== LISTED RECORDS ==
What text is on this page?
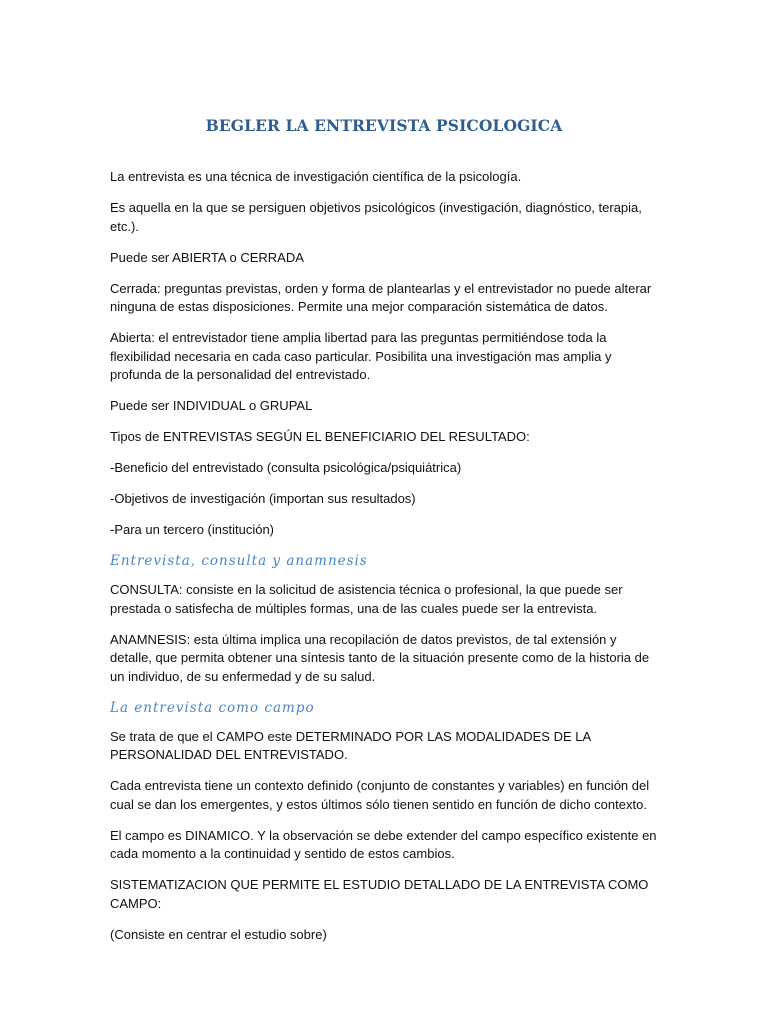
BEGLER LA ENTREVISTA PSICOLOGICA

La entrevista es una técnica de investigación científica de la psicología.

Es aquella en la que se persiguen objetivos psicológicos (investigación, diagnóstico, terapia, etc.).

Puede ser ABIERTA o CERRADA

Cerrada: preguntas previstas, orden y forma de plantearlas y el entrevistador no puede alterar ninguna de estas disposiciones. Permite una mejor comparación sistemática de datos.

Abierta: el entrevistador tiene amplia libertad para las preguntas permitiéndose toda la flexibilidad necesaria en cada caso particular. Posibilita una investigación mas amplia y profunda de la personalidad del entrevistado.

Puede ser INDIVIDUAL o GRUPAL

Tipos de ENTREVISTAS SEGÚN EL BENEFICIARIO DEL RESULTADO:

-Beneficio del entrevistado (consulta psicológica/psiquiátrica)

-Objetivos de investigación (importan sus resultados)

-Para un tercero (institución)

Entrevista, consulta y anamnesis

CONSULTA: consiste en la solicitud de asistencia técnica o profesional, la que puede ser prestada o satisfecha de múltiples formas, una de las cuales puede ser la entrevista.

ANAMNESIS: esta última implica una recopilación de datos previstos, de tal extensión y detalle, que permita obtener una síntesis tanto de la situación presente como de la historia de un individuo, de su enfermedad y de su salud.

La entrevista como campo

Se trata de que el CAMPO este DETERMINADO POR LAS MODALIDADES DE LA PERSONALIDAD DEL ENTREVISTADO.

Cada entrevista tiene un contexto definido (conjunto de constantes y variables) en función del cual se dan los emergentes, y estos últimos sólo tienen sentido en función de dicho contexto.

El campo es DINAMICO. Y la observación se debe extender del campo específico existente en cada momento a la continuidad y sentido de estos cambios.

SISTEMATIZACION QUE PERMITE EL ESTUDIO DETALLADO DE LA ENTREVISTA COMO CAMPO:

(Consiste en centrar el estudio sobre)
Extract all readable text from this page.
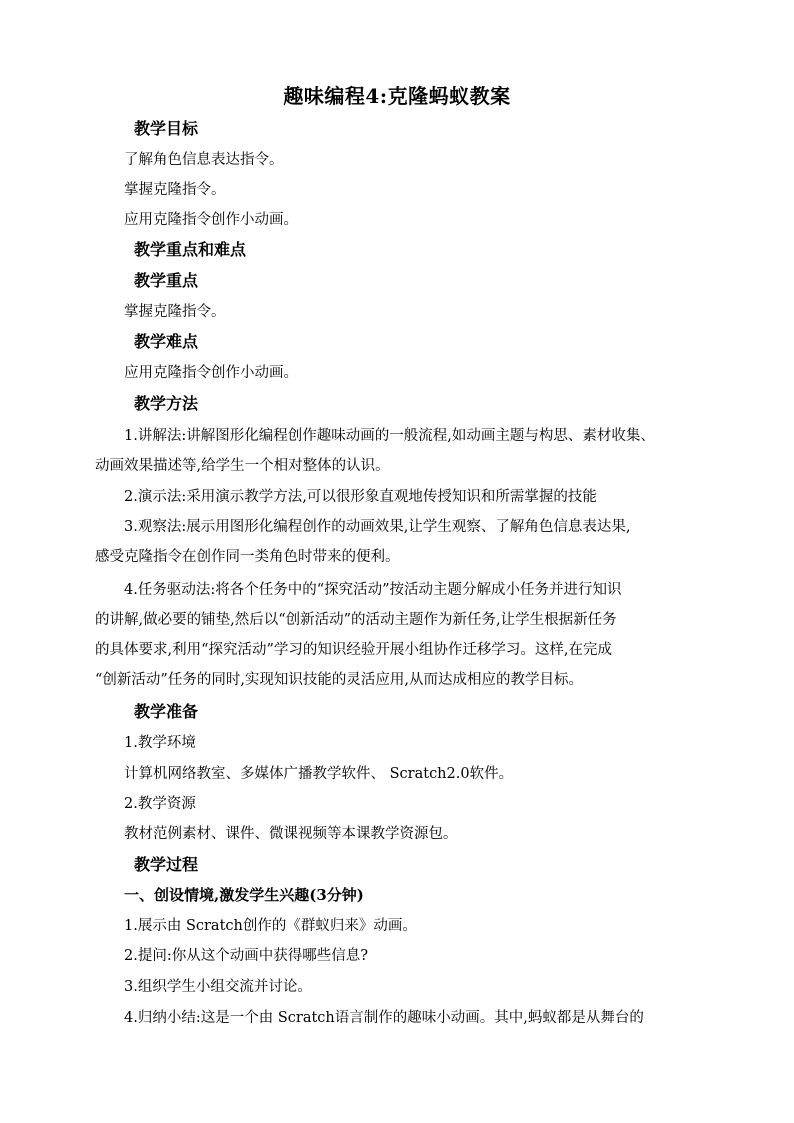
趣味编程4:克隆蚂蚁教案
教学目标
了解角色信息表达指令。
掌握克隆指令。
应用克隆指令创作小动画。
教学重点和难点
教学重点
掌握克隆指令。
教学难点
应用克隆指令创作小动画。
教学方法
1.讲解法:讲解图形化编程创作趣味动画的一般流程,如动画主题与构思、素材收集、
动画效果描述等,给学生一个相对整体的认识。
2.演示法:采用演示教学方法,可以很形象直观地传授知识和所需掌握的技能
3.观察法:展示用图形化编程创作的动画效果,让学生观察、了解角色信息表达果,
感受克隆指令在创作同一类角色时带来的便利。
4.任务驱动法:将各个任务中的“探究活动”按活动主题分解成小任务并进行知识
的讲解,做必要的铺垫,然后以“创新活动”的活动主题作为新任务,让学生根据新任务
的具体要求,利用“探究活动”学习的知识经验开展小组协作迁移学习。这样,在完成
“创新活动”任务的同时,实现知识技能的灵活应用,从而达成相应的教学目标。
教学准备
1.教学环境
计算机网络教室、多媒体广播教学软件、 Scratch2.0软件。
2.教学资源
教材范例素材、课件、微课视频等本课教学资源包。
教学过程
一、创设情境,激发学生兴趣(3分钟)
1.展示由 Scratch创作的《群蚁归来》动画。
2.提问:你从这个动画中获得哪些信息?
3.组织学生小组交流并讨论。
4.归纳小结:这是一个由 Scratch语言制作的趣味小动画。其中,蚂蚁都是从舞台的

== PROBLEM TO WORK ON ==
Quote the entries above word for word. Leave the images out.

== RESULT ==
What text is on this page?
BEGLER LA ENTREVISTA PSICOLOGICA

La entrevista es una técnica de investigación científica de la psicología.

Es aquella en la que se persiguen objetivos psicológicos (investigación, diagnóstico, terapia, etc.).

Puede ser ABIERTA o CERRADA

Cerrada: preguntas previstas, orden y forma de plantearlas y el entrevistador no puede alterar ninguna de estas disposiciones. Permite una mejor comparación sistemática de datos.

Abierta: el entrevistador tiene amplia libertad para las preguntas permitiéndose toda la flexibilidad necesaria en cada caso particular. Posibilita una investigación mas amplia y profunda de la personalidad del entrevistado.

Puede ser INDIVIDUAL o GRUPAL

Tipos de ENTREVISTAS SEGÚN EL BENEFICIARIO DEL RESULTADO:

-Beneficio del entrevistado (consulta psicológica/psiquiátrica)

-Objetivos de investigación (importan sus resultados)

-Para un tercero (institución)

Entrevista, consulta y anamnesis

CONSULTA: consiste en la solicitud de asistencia técnica o profesional, la que puede ser prestada o satisfecha de múltiples formas, una de las cuales puede ser la entrevista.

ANAMNESIS: esta última implica una recopilación de datos previstos, de tal extensión y detalle, que permita obtener una síntesis tanto de la situación presente como de la historia de un individuo, de su enfermedad y de su salud.

La entrevista como campo

Se trata de que el CAMPO este DETERMINADO POR LAS MODALIDADES DE LA PERSONALIDAD DEL ENTREVISTADO.

Cada entrevista tiene un contexto definido (conjunto de constantes y variables) en función del cual se dan los emergentes, y estos últimos sólo tienen sentido en función de dicho contexto.

El campo es DINAMICO. Y la observación se debe extender del campo específico existente en cada momento a la continuidad y sentido de estos cambios.

SISTEMATIZACION QUE PERMITE EL ESTUDIO DETALLADO DE LA ENTREVISTA COMO CAMPO:

(Consiste en centrar el estudio sobre)
Extract all readable text from this page.
趣味编程4:克隆蚂蚁教案
教学目标
了解角色信息表达指令。
掌握克隆指令。
应用克隆指令创作小动画。
教学重点和难点
教学重点
掌握克隆指令。
教学难点
应用克隆指令创作小动画。
教学方法
1.讲解法:讲解图形化编程创作趣味动画的一般流程,如动画主题与构思、素材收集、
动画效果描述等,给学生一个相对整体的认识。
2.演示法:采用演示教学方法,可以很形象直观地传授知识和所需掌握的技能
3.观察法:展示用图形化编程创作的动画效果,让学生观察、了解角色信息表达果,
感受克隆指令在创作同一类角色时带来的便利。
4.任务驱动法:将各个任务中的“探究活动”按活动主题分解成小任务并进行知识
的讲解,做必要的铺垫,然后以“创新活动”的活动主题作为新任务,让学生根据新任务
的具体要求,利用“探究活动”学习的知识经验开展小组协作迁移学习。这样,在完成
“创新活动”任务的同时,实现知识技能的灵活应用,从而达成相应的教学目标。
教学准备
1.教学环境
计算机网络教室、多媒体广播教学软件、 Scratch2.0软件。
2.教学资源
教材范例素材、课件、微课视频等本课教学资源包。
教学过程
一、创设情境,激发学生兴趣(3分钟)
1.展示由 Scratch创作的《群蚁归来》动画。
2.提问:你从这个动画中获得哪些信息?
3.组织学生小组交流并讨论。
4.归纳小结:这是一个由 Scratch语言制作的趣味小动画。其中,蚂蚁都是从舞台的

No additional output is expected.